INSTRUCTIONS FOR THE TASK.
Every record below should be printed exactly as it appears.

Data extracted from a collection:
>> BEGIN

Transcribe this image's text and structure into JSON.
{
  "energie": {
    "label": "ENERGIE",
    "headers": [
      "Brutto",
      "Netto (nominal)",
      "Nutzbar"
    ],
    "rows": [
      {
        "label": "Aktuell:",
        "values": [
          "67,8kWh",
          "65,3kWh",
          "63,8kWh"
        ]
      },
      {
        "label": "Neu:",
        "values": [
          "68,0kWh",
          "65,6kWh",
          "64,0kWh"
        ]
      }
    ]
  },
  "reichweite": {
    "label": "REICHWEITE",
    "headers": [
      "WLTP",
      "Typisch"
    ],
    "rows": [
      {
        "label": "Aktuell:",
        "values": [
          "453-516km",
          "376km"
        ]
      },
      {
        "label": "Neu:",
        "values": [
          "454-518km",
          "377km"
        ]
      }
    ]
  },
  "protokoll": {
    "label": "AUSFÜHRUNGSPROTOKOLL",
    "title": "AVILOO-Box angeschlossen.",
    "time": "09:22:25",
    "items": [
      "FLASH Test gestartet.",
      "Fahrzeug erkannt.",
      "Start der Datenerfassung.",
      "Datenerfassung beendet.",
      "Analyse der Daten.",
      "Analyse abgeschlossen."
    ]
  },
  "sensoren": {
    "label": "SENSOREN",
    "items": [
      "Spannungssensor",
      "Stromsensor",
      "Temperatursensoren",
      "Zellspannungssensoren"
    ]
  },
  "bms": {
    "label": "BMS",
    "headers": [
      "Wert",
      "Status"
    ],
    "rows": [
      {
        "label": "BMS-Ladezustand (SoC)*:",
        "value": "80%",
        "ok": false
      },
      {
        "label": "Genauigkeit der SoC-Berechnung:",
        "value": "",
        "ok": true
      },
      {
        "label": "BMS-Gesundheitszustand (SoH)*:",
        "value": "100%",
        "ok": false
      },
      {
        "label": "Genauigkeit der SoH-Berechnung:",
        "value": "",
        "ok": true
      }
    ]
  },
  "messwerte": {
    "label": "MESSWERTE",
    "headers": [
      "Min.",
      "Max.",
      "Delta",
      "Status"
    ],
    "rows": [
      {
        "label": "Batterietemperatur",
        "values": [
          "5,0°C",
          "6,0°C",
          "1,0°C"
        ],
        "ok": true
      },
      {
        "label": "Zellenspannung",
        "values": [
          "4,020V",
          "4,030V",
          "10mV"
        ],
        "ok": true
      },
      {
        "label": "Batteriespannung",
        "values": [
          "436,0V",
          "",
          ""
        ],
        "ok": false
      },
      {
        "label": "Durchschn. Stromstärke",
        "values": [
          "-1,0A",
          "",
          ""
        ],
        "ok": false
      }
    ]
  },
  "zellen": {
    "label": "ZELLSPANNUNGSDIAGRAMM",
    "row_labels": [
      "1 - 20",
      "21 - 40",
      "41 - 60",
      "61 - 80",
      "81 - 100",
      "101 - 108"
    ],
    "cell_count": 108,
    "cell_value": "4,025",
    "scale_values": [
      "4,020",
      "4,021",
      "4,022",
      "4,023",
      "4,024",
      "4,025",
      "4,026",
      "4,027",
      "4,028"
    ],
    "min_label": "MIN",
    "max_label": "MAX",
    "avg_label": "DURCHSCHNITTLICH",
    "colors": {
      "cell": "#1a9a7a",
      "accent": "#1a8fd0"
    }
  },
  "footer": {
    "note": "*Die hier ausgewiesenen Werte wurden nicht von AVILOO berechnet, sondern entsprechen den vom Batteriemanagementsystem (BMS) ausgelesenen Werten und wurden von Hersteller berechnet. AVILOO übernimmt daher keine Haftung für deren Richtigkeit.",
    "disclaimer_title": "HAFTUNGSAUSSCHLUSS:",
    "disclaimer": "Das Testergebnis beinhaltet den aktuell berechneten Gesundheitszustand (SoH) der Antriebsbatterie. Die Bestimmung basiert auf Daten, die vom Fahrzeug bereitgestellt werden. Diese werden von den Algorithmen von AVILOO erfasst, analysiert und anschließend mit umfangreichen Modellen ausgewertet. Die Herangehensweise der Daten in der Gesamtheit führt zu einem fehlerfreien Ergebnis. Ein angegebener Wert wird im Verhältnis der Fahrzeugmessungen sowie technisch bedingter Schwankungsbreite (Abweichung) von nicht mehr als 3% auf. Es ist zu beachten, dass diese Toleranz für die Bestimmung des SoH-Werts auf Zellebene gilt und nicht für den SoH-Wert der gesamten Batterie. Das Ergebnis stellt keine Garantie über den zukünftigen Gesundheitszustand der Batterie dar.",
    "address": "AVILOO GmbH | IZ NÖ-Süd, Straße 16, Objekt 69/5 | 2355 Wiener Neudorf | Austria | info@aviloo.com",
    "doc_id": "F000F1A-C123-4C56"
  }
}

>> END

EXERCISE OUTPUT.
Transcribe this image's text and structure into JSON.
{
  "energie": {
    "label": "ENERGIE",
    "headers": [
      "Brutto",
      "Netto (nominal)",
      "Nutzbar"
    ],
    "rows": [
      {
        "label": "Aktuell:",
        "values": [
          "67,8kWh",
          "65,3kWh",
          "63,8kWh"
        ]
      },
      {
        "label": "Neu:",
        "values": [
          "68,0kWh",
          "65,6kWh",
          "64,0kWh"
        ]
      }
    ]
  },
  "reichweite": {
    "label": "REICHWEITE",
    "headers": [
      "WLTP",
      "Typisch"
    ],
    "rows": [
      {
        "label": "Aktuell:",
        "values": [
          "453-516km",
          "376km"
        ]
      },
      {
        "label": "Neu:",
        "values": [
          "454-518km",
          "377km"
        ]
      }
    ]
  },
  "protokoll": {
    "label": "AUSFÜHRUNGSPROTOKOLL",
    "title": "AVILOO-Box angeschlossen.",
    "time": "09:22:25",
    "items": [
      "FLASH Test gestartet.",
      "Fahrzeug erkannt.",
      "Start der Datenerfassung.",
      "Datenerfassung beendet.",
      "Analyse der Daten.",
      "Analyse abgeschlossen."
    ]
  },
  "sensoren": {
    "label": "SENSOREN",
    "items": [
      "Spannungssensor",
      "Stromsensor",
      "Temperatursensoren",
      "Zellspannungssensoren"
    ]
  },
  "bms": {
    "label": "BMS",
    "headers": [
      "Wert",
      "Status"
    ],
    "rows": [
      {
        "label": "BMS-Ladezustand (SoC)*:",
        "value": "80%",
        "ok": false
      },
      {
        "label": "Genauigkeit der SoC-Berechnung:",
        "value": "",
        "ok": true
      },
      {
        "label": "BMS-Gesundheitszustand (SoH)*:",
        "value": "100%",
        "ok": false
      },
      {
        "label": "Genauigkeit der SoH-Berechnung:",
        "value": "",
        "ok": true
      }
    ]
  },
  "messwerte": {
    "label": "MESSWERTE",
    "headers": [
      "Min.",
      "Max.",
      "Delta",
      "Status"
    ],
    "rows": [
      {
        "label": "Batterietemperatur",
        "values": [
          "5,0°C",
          "6,0°C",
          "1,0°C"
        ],
        "ok": true
      },
      {
        "label": "Zellenspannung",
        "values": [
          "4,020V",
          "4,030V",
          "10mV"
        ],
        "ok": true
      },
      {
        "label": "Batteriespannung",
        "values": [
          "436,0V",
          "",
          ""
        ],
        "ok": false
      },
      {
        "label": "Durchschn. Stromstärke",
        "values": [
          "-1,0A",
          "",
          ""
        ],
        "ok": false
      }
    ]
  },
  "zellen": {
    "label": "ZELLSPANNUNGSDIAGRAMM",
    "row_labels": [
      "1 - 20",
      "21 - 40",
      "41 - 60",
      "61 - 80",
      "81 - 100",
      "101 - 108"
    ],
    "cell_count": 108,
    "cell_value": "4,025",
    "scale_values": [
      "4,020",
      "4,021",
      "4,022",
      "4,023",
      "4,024",
      "4,025",
      "4,026",
      "4,027",
      "4,028"
    ],
    "min_label": "MIN",
    "max_label": "MAX",
    "avg_label": "DURCHSCHNITTLICH",
    "colors": {
      "cell": "#1a9a7a",
      "accent": "#1a8fd0"
    }
  },
  "footer": {
    "note": "*Die hier ausgewiesenen Werte wurden nicht von AVILOO berechnet, sondern entsprechen den vom Batteriemanagementsystem (BMS) ausgelesenen Werten und wurden von Hersteller berechnet. AVILOO übernimmt daher keine Haftung für deren Richtigkeit.",
    "disclaimer_title": "HAFTUNGSAUSSCHLUSS:",
    "disclaimer": "Das Testergebnis beinhaltet den aktuell berechneten Gesundheitszustand (SoH) der Antriebsbatterie. Die Bestimmung basiert auf Daten, die vom Fahrzeug bereitgestellt werden. Diese werden von den Algorithmen von AVILOO erfasst, analysiert und anschließend mit umfangreichen Modellen ausgewertet. Die Herangehensweise der Daten in der Gesamtheit führt zu einem fehlerfreien Ergebnis. Ein angegebener Wert wird im Verhältnis der Fahrzeugmessungen sowie technisch bedingter Schwankungsbreite (Abweichung) von nicht mehr als 3% auf. Es ist zu beachten, dass diese Toleranz für die Bestimmung des SoH-Werts auf Zellebene gilt und nicht für den SoH-Wert der gesamten Batterie. Das Ergebnis stellt keine Garantie über den zukünftigen Gesundheitszustand der Batterie dar.",
    "address": "AVILOO GmbH | IZ NÖ-Süd, Straße 16, Objekt 69/5 | 2355 Wiener Neudorf | Austria | info@aviloo.com",
    "doc_id": "F000F1A-C123-4C56"
  }
}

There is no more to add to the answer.